---------- THE DATA

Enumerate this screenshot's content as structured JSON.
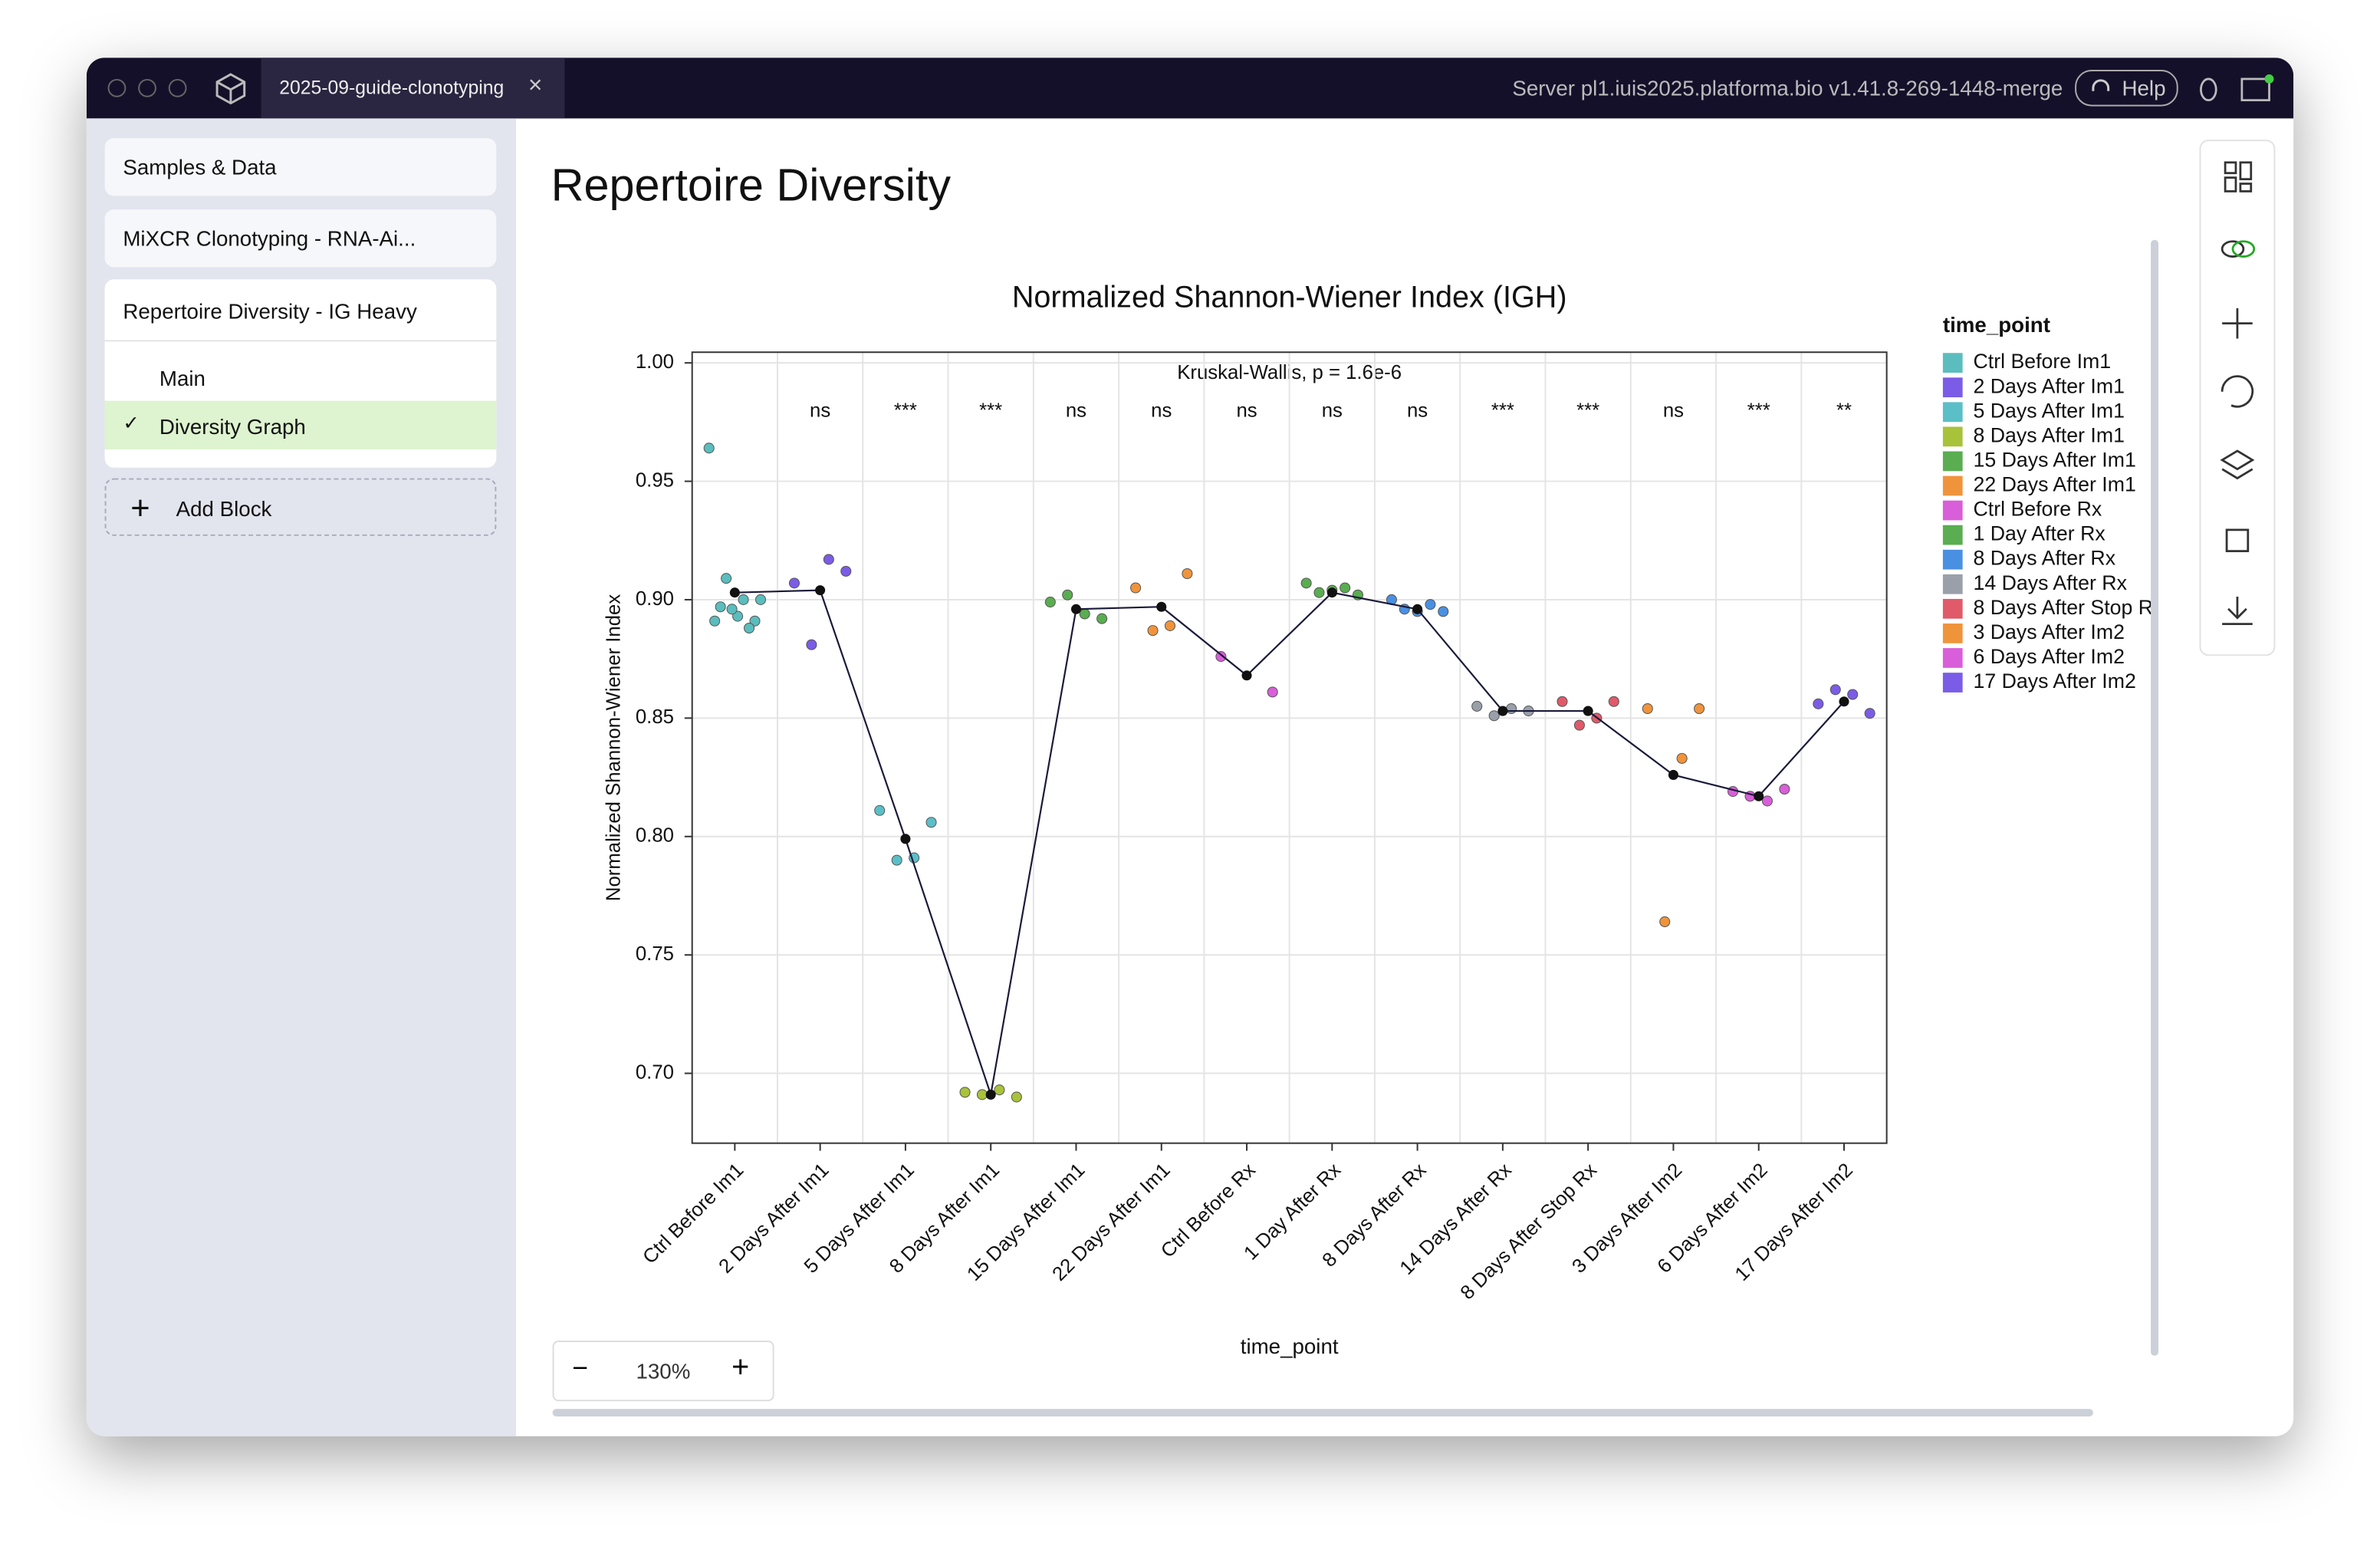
{
  "window": {
    "tab": "2025-09-guide-clonotyping",
    "server": "Server pl1.iuis2025.platforma.bio v1.41.8-269-1448-merge",
    "help": "Help"
  },
  "sidebar": {
    "items": [
      "Samples & Data",
      "MiXCR Clonotyping - RNA-Ai...",
      "Repertoire Diversity - IG Heavy"
    ],
    "subitems": [
      "Main",
      "Diversity Graph"
    ],
    "add": "Add Block"
  },
  "page": {
    "title": "Repertoire Diversity",
    "zoom": "130%"
  },
  "chart_data": {
    "type": "strip",
    "title": "Normalized Shannon-Wiener Index (IGH)",
    "subtitle": "Kruskal-Wallis, p = 1.6e-6",
    "x_label": "time_point",
    "y_label": "Normalized Shannon-Wiener Index",
    "legend_title": "time_point",
    "categories": [
      "Ctrl Before Im1",
      "2 Days After Im1",
      "5 Days After Im1",
      "8 Days After Im1",
      "15 Days After Im1",
      "22 Days After Im1",
      "Ctrl Before Rx",
      "1 Day After Rx",
      "8 Days After Rx",
      "14 Days After Rx",
      "8 Days After Stop Rx",
      "3 Days After Im2",
      "6 Days After Im2",
      "17 Days After Im2"
    ],
    "series": [
      {
        "name": "Ctrl Before Im1",
        "color": "#5bbdbd",
        "values": [
          0.964,
          0.909,
          0.9,
          0.9,
          0.897,
          0.893,
          0.891,
          0.891,
          0.896,
          0.888
        ]
      },
      {
        "name": "2 Days After Im1",
        "color": "#7b5ce6",
        "values": [
          0.907,
          0.912,
          0.917,
          0.881
        ]
      },
      {
        "name": "5 Days After Im1",
        "color": "#5bbfc8",
        "values": [
          0.811,
          0.806,
          0.791,
          0.79
        ]
      },
      {
        "name": "8 Days After Im1",
        "color": "#a8c23a",
        "values": [
          0.692,
          0.69,
          0.693,
          0.691
        ]
      },
      {
        "name": "15 Days After Im1",
        "color": "#5aad50",
        "values": [
          0.899,
          0.892,
          0.894,
          0.902
        ]
      },
      {
        "name": "22 Days After Im1",
        "color": "#f0943c",
        "values": [
          0.905,
          0.911,
          0.889,
          0.887
        ]
      },
      {
        "name": "Ctrl Before Rx",
        "color": "#d95ed9",
        "values": [
          0.876,
          0.861
        ]
      },
      {
        "name": "1 Day After Rx",
        "color": "#5aad50",
        "values": [
          0.907,
          0.905,
          0.903,
          0.902,
          0.904
        ]
      },
      {
        "name": "8 Days After Rx",
        "color": "#4a90e2",
        "values": [
          0.9,
          0.898,
          0.896,
          0.895,
          0.895
        ]
      },
      {
        "name": "14 Days After Rx",
        "color": "#9aa0aa",
        "values": [
          0.855,
          0.853,
          0.854,
          0.851
        ]
      },
      {
        "name": "8 Days After Stop Rx",
        "color": "#e05a6a",
        "values": [
          0.857,
          0.857,
          0.85,
          0.847
        ]
      },
      {
        "name": "3 Days After Im2",
        "color": "#f0943c",
        "values": [
          0.854,
          0.854,
          0.833,
          0.764
        ]
      },
      {
        "name": "6 Days After Im2",
        "color": "#d95ed9",
        "values": [
          0.819,
          0.82,
          0.815,
          0.817
        ]
      },
      {
        "name": "17 Days After Im2",
        "color": "#7b5ce6",
        "values": [
          0.856,
          0.852,
          0.86,
          0.862
        ]
      }
    ],
    "means": [
      0.903,
      0.904,
      0.799,
      0.691,
      0.896,
      0.897,
      0.868,
      0.903,
      0.896,
      0.853,
      0.853,
      0.826,
      0.817,
      0.857
    ],
    "mean_color": "#111111",
    "annotations": [
      null,
      "ns",
      "***",
      "***",
      "ns",
      "ns",
      "ns",
      "ns",
      "ns",
      "***",
      "***",
      "ns",
      "***",
      "**"
    ],
    "ylim": [
      0.6705,
      1.0045
    ],
    "yticks": [
      {
        "value": 0.7,
        "label": "0.70"
      },
      0.75,
      {
        "value": 0.8,
        "label": "0.80"
      },
      0.85,
      {
        "value": 0.9,
        "label": "0.90"
      },
      0.95,
      {
        "value": 1.0,
        "label": "1.00"
      }
    ],
    "grid": true
  }
}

--------------------

WHAT THIS TASK INVOLVES >>
Scan the entries above. Copy each line that has the string "Before".

WRITTEN ANSWER >>
      "Ctrl Before Im1",
      "Ctrl Before Rx",
        "name": "Ctrl Before Im1",
        "name": "Ctrl Before Rx",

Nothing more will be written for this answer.